Problem details. Print the entire listing. Each line must match the original exactly.

Material for this exercise.
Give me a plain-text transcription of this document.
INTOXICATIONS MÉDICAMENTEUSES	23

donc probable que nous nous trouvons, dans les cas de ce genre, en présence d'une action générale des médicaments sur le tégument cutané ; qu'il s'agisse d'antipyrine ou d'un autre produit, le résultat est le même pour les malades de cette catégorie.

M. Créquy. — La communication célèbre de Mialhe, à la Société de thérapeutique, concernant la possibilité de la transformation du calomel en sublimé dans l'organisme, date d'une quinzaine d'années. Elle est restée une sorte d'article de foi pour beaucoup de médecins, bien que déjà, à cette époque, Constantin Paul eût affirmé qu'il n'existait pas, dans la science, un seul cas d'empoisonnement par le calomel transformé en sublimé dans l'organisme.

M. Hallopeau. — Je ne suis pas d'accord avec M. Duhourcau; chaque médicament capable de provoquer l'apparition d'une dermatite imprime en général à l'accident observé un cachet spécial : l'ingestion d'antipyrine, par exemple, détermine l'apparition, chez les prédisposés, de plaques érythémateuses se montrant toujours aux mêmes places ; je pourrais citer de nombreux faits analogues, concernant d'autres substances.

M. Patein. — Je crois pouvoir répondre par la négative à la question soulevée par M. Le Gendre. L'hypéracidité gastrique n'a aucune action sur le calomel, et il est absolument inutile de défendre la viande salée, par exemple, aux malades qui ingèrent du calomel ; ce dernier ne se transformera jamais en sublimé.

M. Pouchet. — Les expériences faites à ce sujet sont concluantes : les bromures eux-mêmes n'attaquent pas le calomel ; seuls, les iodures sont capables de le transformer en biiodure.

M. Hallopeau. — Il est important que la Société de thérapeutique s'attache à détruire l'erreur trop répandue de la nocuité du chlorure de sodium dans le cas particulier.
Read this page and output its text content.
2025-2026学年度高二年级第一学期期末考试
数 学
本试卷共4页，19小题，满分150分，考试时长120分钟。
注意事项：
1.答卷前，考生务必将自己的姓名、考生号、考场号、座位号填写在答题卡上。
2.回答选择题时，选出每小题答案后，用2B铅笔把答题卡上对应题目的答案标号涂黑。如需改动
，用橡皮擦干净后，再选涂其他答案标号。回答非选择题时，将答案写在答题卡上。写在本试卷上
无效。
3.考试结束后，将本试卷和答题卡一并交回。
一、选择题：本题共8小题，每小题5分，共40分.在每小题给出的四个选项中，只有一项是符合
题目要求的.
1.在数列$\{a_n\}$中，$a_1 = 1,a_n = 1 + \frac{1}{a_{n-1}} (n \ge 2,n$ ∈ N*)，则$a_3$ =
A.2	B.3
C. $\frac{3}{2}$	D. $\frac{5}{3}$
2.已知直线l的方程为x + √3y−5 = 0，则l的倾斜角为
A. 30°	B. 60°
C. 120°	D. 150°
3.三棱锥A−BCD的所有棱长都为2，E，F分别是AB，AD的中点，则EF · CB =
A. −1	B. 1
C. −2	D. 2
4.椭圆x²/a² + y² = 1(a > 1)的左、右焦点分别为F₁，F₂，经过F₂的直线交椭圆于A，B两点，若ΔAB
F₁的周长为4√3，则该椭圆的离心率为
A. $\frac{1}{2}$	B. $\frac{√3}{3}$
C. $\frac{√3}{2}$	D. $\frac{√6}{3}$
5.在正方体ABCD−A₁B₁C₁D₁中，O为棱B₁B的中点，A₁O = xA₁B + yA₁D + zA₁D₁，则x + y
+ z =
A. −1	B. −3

Task solution.
Give me a plain-text transcription of this document.
INTOXICATIONS MÉDICAMENTEUSES	23

donc probable que nous nous trouvons, dans les cas de ce genre, en présence d'une action générale des médicaments sur le tégument cutané ; qu'il s'agisse d'antipyrine ou d'un autre produit, le résultat est le même pour les malades de cette catégorie.

M. Créquy. — La communication célèbre de Mialhe, à la Société de thérapeutique, concernant la possibilité de la transformation du calomel en sublimé dans l'organisme, date d'une quinzaine d'années. Elle est restée une sorte d'article de foi pour beaucoup de médecins, bien que déjà, à cette époque, Constantin Paul eût affirmé qu'il n'existait pas, dans la science, un seul cas d'empoisonnement par le calomel transformé en sublimé dans l'organisme.

M. Hallopeau. — Je ne suis pas d'accord avec M. Duhourcau; chaque médicament capable de provoquer l'apparition d'une dermatite imprime en général à l'accident observé un cachet spécial : l'ingestion d'antipyrine, par exemple, détermine l'apparition, chez les prédisposés, de plaques érythémateuses se montrant toujours aux mêmes places ; je pourrais citer de nombreux faits analogues, concernant d'autres substances.

M. Patein. — Je crois pouvoir répondre par la négative à la question soulevée par M. Le Gendre. L'hypéracidité gastrique n'a aucune action sur le calomel, et il est absolument inutile de défendre la viande salée, par exemple, aux malades qui ingèrent du calomel ; ce dernier ne se transformera jamais en sublimé.

M. Pouchet. — Les expériences faites à ce sujet sont concluantes : les bromures eux-mêmes n'attaquent pas le calomel ; seuls, les iodures sont capables de le transformer en biiodure.

M. Hallopeau. — Il est important que la Société de thérapeutique s'attache à détruire l'erreur trop répandue de la nocuité du chlorure de sodium dans le cas particulier.
Read this page and output its text content.
2025-2026学年度高二年级第一学期期末考试
数 学
本试卷共4页，19小题，满分150分，考试时长120分钟。
注意事项：
1.答卷前，考生务必将自己的姓名、考生号、考场号、座位号填写在答题卡上。
2.回答选择题时，选出每小题答案后，用2B铅笔把答题卡上对应题目的答案标号涂黑。如需改动
，用橡皮擦干净后，再选涂其他答案标号。回答非选择题时，将答案写在答题卡上。写在本试卷上
无效。
3.考试结束后，将本试卷和答题卡一并交回。
一、选择题：本题共8小题，每小题5分，共40分.在每小题给出的四个选项中，只有一项是符合
题目要求的.
1.在数列$\{a_n\}$中，$a_1 = 1,a_n = 1 + \frac{1}{a_{n-1}} (n \ge 2,n$ ∈ N*)，则$a_3$ =
A.2	B.3
C. $\frac{3}{2}$	D. $\frac{5}{3}$
2.已知直线l的方程为x + √3y−5 = 0，则l的倾斜角为
A. 30°	B. 60°
C. 120°	D. 150°
3.三棱锥A−BCD的所有棱长都为2，E，F分别是AB，AD的中点，则EF · CB =
A. −1	B. 1
C. −2	D. 2
4.椭圆x²/a² + y² = 1(a > 1)的左、右焦点分别为F₁，F₂，经过F₂的直线交椭圆于A，B两点，若ΔAB
F₁的周长为4√3，则该椭圆的离心率为
A. $\frac{1}{2}$	B. $\frac{√3}{3}$
C. $\frac{√3}{2}$	D. $\frac{√6}{3}$
5.在正方体ABCD−A₁B₁C₁D₁中，O为棱B₁B的中点，A₁O = xA₁B + yA₁D + zA₁D₁，则x + y
+ z =
A. −1	B. −3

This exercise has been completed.